## TASK DATA
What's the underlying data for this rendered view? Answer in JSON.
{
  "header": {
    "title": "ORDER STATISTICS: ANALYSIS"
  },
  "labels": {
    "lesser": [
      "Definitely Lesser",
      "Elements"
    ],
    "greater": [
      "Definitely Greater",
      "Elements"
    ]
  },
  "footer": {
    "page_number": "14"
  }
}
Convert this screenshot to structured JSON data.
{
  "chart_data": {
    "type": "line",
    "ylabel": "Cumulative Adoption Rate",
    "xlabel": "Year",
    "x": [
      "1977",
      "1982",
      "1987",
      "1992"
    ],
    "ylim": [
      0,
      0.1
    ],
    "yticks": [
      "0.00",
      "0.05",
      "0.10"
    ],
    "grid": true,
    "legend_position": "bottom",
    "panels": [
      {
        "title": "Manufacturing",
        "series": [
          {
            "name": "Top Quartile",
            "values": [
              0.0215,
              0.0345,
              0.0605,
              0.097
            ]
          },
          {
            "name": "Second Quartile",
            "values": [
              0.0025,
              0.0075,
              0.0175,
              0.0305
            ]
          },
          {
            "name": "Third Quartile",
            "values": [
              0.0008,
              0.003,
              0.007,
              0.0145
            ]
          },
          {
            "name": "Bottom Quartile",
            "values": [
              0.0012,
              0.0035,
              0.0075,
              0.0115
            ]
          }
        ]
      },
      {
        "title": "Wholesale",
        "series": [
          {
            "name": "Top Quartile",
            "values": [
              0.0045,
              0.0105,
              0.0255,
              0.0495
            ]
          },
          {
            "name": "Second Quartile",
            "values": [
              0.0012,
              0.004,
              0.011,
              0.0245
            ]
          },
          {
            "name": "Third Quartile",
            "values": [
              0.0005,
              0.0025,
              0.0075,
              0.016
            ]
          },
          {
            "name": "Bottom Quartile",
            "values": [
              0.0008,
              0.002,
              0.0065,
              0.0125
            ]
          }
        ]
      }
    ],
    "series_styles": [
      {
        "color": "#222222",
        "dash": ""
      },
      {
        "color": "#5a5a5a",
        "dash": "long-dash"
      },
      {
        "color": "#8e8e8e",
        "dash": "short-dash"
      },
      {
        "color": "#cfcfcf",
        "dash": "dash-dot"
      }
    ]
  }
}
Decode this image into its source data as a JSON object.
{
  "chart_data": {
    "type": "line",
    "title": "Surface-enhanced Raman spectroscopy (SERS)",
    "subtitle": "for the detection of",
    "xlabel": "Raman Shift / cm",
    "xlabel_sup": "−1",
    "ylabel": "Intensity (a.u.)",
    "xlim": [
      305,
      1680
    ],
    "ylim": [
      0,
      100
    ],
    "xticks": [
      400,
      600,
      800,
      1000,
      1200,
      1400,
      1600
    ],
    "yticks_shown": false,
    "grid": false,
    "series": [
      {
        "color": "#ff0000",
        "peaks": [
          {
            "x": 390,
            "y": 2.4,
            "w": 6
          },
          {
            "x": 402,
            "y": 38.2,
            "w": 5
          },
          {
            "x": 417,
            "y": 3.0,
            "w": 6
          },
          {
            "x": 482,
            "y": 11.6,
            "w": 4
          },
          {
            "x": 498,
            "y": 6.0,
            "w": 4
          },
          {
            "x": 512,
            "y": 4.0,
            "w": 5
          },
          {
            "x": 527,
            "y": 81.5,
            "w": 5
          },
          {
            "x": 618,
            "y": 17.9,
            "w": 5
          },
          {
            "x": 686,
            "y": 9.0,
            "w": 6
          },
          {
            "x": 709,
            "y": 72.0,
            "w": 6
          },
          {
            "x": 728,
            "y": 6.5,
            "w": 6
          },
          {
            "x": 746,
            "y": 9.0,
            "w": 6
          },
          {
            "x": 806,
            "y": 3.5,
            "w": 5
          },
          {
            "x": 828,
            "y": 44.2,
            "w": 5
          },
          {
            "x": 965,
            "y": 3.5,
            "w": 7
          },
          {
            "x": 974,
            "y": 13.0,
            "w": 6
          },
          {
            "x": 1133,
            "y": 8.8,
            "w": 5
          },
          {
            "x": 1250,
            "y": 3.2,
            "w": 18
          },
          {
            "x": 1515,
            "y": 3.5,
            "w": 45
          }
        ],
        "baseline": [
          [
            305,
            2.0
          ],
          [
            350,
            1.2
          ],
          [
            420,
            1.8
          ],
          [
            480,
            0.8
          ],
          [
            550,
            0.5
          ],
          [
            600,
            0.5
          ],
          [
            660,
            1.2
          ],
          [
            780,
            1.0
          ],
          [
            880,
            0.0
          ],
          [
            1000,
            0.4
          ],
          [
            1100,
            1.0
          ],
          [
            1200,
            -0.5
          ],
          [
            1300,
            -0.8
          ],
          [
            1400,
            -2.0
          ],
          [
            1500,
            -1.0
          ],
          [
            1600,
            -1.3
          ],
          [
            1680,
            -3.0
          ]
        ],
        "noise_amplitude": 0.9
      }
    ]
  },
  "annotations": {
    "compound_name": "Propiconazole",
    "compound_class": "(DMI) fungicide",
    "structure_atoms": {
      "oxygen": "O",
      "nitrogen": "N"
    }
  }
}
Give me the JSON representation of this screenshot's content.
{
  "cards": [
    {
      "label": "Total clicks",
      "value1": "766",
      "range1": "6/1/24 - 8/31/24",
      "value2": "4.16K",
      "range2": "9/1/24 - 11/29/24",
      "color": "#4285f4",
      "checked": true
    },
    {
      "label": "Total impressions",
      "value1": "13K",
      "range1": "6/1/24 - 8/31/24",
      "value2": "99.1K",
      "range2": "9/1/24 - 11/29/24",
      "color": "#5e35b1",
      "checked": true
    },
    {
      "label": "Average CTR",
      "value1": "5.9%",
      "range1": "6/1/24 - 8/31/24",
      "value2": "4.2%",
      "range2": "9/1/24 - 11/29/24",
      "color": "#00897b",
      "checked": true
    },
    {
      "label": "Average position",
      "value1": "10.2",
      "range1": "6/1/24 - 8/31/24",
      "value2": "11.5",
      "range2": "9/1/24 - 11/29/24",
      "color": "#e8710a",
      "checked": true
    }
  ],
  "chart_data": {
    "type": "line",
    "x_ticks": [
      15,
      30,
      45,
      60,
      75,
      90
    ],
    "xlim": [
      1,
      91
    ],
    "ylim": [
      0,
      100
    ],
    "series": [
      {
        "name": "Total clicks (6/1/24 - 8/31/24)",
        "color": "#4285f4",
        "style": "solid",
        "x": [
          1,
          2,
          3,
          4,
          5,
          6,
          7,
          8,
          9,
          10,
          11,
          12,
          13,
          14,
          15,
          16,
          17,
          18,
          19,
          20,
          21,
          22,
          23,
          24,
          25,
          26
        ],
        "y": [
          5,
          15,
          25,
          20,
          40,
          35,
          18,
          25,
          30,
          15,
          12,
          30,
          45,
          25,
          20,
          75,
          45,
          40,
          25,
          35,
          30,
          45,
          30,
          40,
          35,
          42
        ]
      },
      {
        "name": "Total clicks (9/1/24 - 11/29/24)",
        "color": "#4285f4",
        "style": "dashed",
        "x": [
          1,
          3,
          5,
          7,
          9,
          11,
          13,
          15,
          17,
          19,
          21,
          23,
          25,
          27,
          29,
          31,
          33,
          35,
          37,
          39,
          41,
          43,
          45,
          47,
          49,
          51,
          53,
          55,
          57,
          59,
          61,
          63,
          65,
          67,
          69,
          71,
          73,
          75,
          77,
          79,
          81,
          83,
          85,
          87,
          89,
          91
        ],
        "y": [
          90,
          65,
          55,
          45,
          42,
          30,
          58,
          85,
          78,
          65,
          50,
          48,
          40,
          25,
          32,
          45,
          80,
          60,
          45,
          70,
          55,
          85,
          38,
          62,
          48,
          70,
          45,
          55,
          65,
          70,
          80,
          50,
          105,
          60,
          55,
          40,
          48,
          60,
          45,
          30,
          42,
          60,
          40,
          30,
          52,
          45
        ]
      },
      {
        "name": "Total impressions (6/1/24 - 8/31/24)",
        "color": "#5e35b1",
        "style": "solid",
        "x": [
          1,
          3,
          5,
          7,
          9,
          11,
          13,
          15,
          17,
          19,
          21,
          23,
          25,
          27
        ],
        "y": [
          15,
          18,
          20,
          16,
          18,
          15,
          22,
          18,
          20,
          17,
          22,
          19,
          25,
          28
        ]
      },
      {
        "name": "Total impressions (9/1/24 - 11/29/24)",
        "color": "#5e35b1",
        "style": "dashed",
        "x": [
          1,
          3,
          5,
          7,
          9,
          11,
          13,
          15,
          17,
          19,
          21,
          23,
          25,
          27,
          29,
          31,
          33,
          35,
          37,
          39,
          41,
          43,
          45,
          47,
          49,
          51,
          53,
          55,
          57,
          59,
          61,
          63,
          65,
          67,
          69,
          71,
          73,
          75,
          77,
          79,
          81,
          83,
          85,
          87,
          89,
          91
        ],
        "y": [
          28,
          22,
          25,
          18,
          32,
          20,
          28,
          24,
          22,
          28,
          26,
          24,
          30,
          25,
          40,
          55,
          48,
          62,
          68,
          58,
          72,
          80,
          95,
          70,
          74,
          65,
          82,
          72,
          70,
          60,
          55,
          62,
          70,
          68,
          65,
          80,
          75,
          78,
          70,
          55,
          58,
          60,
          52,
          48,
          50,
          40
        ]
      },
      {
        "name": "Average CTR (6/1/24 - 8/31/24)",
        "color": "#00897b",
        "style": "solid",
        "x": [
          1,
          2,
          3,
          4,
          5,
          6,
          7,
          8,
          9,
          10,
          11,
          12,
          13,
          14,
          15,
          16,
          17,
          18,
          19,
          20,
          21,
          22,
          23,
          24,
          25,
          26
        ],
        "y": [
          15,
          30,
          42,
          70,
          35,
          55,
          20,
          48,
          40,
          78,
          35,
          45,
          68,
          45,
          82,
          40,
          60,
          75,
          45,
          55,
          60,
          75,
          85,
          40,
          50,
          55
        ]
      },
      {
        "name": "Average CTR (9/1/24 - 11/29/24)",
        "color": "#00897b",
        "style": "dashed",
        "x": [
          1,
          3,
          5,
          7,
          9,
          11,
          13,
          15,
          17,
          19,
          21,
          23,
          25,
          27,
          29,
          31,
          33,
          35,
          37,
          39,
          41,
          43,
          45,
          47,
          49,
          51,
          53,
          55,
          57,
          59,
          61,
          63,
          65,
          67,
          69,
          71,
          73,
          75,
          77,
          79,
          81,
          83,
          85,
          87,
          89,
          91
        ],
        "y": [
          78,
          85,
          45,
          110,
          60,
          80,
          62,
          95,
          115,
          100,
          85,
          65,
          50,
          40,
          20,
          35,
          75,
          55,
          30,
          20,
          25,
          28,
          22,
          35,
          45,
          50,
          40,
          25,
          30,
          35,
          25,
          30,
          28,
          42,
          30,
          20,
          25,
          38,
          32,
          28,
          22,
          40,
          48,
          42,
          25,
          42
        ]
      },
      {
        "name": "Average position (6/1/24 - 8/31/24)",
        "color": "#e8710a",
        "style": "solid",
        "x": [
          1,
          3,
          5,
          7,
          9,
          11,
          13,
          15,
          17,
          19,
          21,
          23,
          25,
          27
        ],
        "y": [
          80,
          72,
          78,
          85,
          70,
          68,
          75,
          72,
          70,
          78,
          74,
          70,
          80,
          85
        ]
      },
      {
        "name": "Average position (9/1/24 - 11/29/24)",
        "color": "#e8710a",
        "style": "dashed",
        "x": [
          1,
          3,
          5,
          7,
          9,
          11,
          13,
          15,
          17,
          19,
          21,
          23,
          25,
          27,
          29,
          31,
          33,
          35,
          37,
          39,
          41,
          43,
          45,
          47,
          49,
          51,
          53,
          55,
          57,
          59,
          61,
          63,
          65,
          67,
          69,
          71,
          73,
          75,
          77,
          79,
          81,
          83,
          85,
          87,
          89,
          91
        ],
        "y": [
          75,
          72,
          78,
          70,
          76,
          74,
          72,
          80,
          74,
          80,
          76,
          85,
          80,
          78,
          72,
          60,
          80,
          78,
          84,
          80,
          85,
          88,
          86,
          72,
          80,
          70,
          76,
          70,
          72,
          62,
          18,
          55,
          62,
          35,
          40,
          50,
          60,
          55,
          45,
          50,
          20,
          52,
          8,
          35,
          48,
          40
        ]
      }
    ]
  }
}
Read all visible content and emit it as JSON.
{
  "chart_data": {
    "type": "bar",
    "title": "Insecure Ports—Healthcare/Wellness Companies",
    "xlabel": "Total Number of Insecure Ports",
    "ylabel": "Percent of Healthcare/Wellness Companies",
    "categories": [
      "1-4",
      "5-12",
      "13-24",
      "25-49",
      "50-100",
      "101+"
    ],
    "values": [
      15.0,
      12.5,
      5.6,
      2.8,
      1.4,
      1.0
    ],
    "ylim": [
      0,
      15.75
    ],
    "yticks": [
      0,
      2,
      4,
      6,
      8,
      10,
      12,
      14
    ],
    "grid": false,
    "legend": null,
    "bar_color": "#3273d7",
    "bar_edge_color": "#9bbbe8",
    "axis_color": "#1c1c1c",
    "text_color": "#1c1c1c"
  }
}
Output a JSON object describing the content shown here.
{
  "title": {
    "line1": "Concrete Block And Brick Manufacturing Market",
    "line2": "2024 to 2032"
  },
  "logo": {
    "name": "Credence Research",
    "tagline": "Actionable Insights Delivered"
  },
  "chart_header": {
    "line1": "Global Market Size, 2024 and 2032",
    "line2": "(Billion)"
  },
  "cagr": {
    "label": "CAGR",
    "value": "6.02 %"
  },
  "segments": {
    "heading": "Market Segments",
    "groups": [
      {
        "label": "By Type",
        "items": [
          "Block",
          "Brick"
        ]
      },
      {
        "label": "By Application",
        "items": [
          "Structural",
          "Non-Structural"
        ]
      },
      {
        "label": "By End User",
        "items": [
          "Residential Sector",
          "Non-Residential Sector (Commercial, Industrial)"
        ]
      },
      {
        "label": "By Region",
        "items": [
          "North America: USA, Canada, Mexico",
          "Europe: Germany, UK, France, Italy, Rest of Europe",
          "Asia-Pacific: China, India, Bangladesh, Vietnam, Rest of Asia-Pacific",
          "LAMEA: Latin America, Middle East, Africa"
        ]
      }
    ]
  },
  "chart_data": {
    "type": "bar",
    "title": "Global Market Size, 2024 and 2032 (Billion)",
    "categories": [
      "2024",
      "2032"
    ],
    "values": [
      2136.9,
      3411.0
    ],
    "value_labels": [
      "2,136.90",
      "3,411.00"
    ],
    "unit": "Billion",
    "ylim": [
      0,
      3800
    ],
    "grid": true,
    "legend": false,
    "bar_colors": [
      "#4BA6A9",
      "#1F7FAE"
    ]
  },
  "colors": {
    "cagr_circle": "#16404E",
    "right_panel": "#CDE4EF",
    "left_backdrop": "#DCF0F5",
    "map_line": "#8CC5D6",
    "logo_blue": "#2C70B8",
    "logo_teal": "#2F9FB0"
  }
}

## INSTRUCTION
Search the entries for the word "Companies", then gather every line that has it.

## EXPECTED ANSWER
    "title": "Insecure Ports—Healthcare/Wellness Companies",
    "ylabel": "Percent of Healthcare/Wellness Companies",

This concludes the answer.